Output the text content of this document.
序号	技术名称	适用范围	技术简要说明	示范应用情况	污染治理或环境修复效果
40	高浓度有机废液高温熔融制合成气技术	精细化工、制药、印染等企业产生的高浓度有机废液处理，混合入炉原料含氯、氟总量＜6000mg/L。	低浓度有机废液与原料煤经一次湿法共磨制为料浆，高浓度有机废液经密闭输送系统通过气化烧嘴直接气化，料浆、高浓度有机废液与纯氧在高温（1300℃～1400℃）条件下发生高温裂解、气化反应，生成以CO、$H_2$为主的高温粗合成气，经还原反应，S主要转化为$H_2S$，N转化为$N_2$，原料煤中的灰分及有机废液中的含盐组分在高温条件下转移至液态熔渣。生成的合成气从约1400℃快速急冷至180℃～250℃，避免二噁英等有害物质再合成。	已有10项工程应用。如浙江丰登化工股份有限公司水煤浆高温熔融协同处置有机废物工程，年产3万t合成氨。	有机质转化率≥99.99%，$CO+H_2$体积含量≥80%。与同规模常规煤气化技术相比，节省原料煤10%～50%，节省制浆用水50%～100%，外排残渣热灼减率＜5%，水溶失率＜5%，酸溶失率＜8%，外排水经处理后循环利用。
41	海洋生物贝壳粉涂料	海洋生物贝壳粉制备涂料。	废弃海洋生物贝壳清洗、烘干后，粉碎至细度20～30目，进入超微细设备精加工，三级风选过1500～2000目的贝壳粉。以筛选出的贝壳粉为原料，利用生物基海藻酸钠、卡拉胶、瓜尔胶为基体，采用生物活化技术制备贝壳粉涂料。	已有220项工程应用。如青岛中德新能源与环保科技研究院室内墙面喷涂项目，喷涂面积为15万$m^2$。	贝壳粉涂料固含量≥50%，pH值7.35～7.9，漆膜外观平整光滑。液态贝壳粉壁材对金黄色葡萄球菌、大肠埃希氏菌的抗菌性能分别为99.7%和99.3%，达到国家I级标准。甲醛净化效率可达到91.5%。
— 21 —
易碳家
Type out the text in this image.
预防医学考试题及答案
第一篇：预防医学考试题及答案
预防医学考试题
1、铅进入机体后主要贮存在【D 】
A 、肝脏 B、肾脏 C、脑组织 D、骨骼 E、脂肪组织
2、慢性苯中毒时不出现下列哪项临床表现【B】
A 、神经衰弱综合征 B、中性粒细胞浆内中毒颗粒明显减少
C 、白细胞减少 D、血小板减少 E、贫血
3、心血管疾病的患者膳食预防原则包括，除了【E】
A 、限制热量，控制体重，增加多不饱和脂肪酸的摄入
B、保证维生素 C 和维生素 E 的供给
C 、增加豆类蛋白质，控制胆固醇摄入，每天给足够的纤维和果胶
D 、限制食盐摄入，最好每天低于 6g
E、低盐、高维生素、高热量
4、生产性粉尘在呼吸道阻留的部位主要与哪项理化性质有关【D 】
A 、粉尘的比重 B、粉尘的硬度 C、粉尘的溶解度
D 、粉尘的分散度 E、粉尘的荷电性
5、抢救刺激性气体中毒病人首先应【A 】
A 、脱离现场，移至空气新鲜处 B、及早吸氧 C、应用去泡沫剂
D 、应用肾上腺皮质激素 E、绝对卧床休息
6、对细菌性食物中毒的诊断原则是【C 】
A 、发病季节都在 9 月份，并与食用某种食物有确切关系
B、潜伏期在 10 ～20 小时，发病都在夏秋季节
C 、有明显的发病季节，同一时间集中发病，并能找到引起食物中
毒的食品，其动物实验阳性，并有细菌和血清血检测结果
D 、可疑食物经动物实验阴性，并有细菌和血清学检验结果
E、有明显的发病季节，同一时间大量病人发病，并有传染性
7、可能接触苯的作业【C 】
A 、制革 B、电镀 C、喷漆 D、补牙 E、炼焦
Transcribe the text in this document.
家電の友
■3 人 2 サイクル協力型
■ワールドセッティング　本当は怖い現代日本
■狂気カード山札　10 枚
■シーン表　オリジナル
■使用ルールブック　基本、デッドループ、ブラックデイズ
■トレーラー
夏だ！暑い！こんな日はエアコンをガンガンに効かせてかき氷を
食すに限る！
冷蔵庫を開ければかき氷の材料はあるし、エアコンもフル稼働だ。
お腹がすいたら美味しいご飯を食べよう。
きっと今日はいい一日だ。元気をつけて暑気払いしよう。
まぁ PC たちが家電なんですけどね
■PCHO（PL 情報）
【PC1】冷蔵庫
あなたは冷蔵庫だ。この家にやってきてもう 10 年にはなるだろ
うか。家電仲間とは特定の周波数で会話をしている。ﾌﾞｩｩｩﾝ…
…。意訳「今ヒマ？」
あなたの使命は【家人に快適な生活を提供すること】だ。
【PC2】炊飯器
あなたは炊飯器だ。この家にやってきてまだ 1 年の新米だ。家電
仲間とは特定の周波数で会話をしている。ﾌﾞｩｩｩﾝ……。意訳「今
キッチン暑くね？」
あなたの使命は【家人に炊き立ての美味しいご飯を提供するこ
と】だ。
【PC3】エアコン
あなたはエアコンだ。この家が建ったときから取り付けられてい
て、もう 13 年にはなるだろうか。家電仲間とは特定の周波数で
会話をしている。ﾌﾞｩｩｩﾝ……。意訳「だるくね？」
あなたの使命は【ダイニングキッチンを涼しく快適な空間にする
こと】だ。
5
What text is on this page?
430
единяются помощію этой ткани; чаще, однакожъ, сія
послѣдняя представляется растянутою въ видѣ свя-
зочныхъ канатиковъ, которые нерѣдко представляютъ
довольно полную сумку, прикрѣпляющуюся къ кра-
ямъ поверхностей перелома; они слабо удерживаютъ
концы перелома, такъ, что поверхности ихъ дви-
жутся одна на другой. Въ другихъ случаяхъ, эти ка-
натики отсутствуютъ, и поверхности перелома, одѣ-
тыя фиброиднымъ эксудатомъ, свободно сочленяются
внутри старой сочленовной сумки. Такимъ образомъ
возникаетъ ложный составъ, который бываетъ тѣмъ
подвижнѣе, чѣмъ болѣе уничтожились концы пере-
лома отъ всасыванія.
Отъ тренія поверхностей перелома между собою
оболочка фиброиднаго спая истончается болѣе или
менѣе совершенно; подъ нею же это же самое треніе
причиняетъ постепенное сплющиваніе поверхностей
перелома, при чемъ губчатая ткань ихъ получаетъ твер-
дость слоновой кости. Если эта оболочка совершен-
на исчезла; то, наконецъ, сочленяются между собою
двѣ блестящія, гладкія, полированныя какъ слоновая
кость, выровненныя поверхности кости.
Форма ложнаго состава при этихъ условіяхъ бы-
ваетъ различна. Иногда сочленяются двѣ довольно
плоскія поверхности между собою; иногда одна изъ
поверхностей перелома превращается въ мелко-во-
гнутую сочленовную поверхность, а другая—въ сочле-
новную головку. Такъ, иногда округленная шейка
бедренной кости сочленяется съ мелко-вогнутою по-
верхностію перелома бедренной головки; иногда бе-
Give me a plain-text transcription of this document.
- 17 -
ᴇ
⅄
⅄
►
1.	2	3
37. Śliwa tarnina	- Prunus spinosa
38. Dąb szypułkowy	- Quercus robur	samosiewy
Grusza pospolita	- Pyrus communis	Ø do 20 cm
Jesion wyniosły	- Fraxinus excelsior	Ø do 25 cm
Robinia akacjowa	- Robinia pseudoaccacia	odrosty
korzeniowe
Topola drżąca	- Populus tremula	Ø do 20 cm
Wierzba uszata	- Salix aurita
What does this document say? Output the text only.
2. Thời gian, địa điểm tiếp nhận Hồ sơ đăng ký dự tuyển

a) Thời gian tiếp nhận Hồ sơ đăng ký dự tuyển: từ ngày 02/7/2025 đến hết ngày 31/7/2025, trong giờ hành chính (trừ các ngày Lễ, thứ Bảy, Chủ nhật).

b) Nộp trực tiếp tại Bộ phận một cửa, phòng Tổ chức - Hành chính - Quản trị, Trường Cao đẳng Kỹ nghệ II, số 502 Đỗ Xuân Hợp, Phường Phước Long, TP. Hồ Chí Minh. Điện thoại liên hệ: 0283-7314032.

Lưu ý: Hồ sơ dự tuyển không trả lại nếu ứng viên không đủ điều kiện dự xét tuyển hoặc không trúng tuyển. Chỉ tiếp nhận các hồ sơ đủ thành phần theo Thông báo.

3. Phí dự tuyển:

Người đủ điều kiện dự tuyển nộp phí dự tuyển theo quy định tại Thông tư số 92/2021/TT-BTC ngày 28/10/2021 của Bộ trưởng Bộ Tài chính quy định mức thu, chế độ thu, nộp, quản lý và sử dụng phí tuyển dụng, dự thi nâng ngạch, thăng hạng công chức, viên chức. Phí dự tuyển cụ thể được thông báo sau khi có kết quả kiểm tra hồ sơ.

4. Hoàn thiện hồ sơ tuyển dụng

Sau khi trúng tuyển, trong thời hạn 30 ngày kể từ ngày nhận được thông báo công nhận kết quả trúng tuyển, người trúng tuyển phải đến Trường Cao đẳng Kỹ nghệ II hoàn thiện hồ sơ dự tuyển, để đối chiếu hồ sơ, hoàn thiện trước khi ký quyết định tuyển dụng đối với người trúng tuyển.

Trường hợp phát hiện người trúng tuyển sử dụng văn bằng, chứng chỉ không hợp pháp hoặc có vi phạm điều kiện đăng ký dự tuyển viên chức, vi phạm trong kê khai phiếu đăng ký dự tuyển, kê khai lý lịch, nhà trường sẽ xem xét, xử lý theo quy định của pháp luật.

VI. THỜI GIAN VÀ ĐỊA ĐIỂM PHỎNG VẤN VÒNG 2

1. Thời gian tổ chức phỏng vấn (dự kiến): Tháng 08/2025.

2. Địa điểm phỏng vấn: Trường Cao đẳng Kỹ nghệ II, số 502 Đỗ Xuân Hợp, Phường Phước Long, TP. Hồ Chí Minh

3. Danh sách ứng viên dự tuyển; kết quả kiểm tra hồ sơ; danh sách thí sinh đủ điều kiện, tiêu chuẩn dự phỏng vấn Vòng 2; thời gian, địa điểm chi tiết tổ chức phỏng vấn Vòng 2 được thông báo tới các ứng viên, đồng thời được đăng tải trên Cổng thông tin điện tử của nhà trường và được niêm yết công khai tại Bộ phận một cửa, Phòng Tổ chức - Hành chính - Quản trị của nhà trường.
★ ★ ★ ★ ★ ★ ★
Request
For each line in the data above that contains the string "không", extract the line.

Solution to this problem
Lưu ý: Hồ sơ dự tuyển không trả lại nếu ứng viên không đủ điều kiện dự xét tuyển hoặc không trúng tuyển. Chỉ tiếp nhận các hồ sơ đủ thành phần theo Thông báo.
Trường hợp phát hiện người trúng tuyển sử dụng văn bằng, chứng chỉ không hợp pháp hoặc có vi phạm điều kiện đăng ký dự tuyển viên chức, vi phạm trong kê khai phiếu đăng ký dự tuyển, kê khai lý lịch, nhà trường sẽ xem xét, xử lý theo quy định của pháp luật.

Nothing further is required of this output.